### Work to complete
Without altering anything, output the material below.

begin Listed records

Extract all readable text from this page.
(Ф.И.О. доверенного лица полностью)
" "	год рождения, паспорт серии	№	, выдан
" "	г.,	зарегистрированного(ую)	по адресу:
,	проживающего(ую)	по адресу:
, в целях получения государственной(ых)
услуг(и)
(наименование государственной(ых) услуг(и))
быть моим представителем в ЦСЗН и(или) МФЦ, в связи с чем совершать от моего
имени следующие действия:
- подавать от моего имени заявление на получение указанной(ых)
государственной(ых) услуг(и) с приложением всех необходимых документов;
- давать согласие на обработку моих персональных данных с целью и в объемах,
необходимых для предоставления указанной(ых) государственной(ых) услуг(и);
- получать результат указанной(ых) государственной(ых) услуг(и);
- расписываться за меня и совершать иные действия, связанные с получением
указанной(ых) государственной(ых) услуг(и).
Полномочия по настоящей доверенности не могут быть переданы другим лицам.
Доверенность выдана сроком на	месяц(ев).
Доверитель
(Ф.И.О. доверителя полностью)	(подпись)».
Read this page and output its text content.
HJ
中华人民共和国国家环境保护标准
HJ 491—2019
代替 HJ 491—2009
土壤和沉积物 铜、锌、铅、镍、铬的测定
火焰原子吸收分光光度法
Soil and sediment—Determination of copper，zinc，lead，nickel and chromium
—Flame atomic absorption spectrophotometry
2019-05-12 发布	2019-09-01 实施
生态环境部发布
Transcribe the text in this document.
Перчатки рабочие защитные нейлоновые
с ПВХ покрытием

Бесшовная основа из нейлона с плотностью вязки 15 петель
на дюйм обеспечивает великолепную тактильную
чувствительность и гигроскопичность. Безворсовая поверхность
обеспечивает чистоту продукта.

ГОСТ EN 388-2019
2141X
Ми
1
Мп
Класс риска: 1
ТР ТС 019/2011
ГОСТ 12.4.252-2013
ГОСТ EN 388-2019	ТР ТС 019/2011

end Listed records

### Reply to the exercise
Extract all readable text from this page.
(Ф.И.О. доверенного лица полностью)
" "	год рождения, паспорт серии	№	, выдан
" "	г.,	зарегистрированного(ую)	по адресу:
,	проживающего(ую)	по адресу:
, в целях получения государственной(ых)
услуг(и)
(наименование государственной(ых) услуг(и))
быть моим представителем в ЦСЗН и(или) МФЦ, в связи с чем совершать от моего
имени следующие действия:
- подавать от моего имени заявление на получение указанной(ых)
государственной(ых) услуг(и) с приложением всех необходимых документов;
- давать согласие на обработку моих персональных данных с целью и в объемах,
необходимых для предоставления указанной(ых) государственной(ых) услуг(и);
- получать результат указанной(ых) государственной(ых) услуг(и);
- расписываться за меня и совершать иные действия, связанные с получением
указанной(ых) государственной(ых) услуг(и).
Полномочия по настоящей доверенности не могут быть переданы другим лицам.
Доверенность выдана сроком на	месяц(ев).
Доверитель
(Ф.И.О. доверителя полностью)	(подпись)».
Read this page and output its text content.
HJ
中华人民共和国国家环境保护标准
HJ 491—2019
代替 HJ 491—2009
土壤和沉积物 铜、锌、铅、镍、铬的测定
火焰原子吸收分光光度法
Soil and sediment—Determination of copper，zinc，lead，nickel and chromium
—Flame atomic absorption spectrophotometry
2019-05-12 发布	2019-09-01 实施
生态环境部发布
Transcribe the text in this document.
Перчатки рабочие защитные нейлоновые
с ПВХ покрытием

Бесшовная основа из нейлона с плотностью вязки 15 петель
на дюйм обеспечивает великолепную тактильную
чувствительность и гигроскопичность. Безворсовая поверхность
обеспечивает чистоту продукта.

ГОСТ EN 388-2019
2141X
Ми
1
Мп
Класс риска: 1
ТР ТС 019/2011
ГОСТ 12.4.252-2013
ГОСТ EN 388-2019	ТР ТС 019/2011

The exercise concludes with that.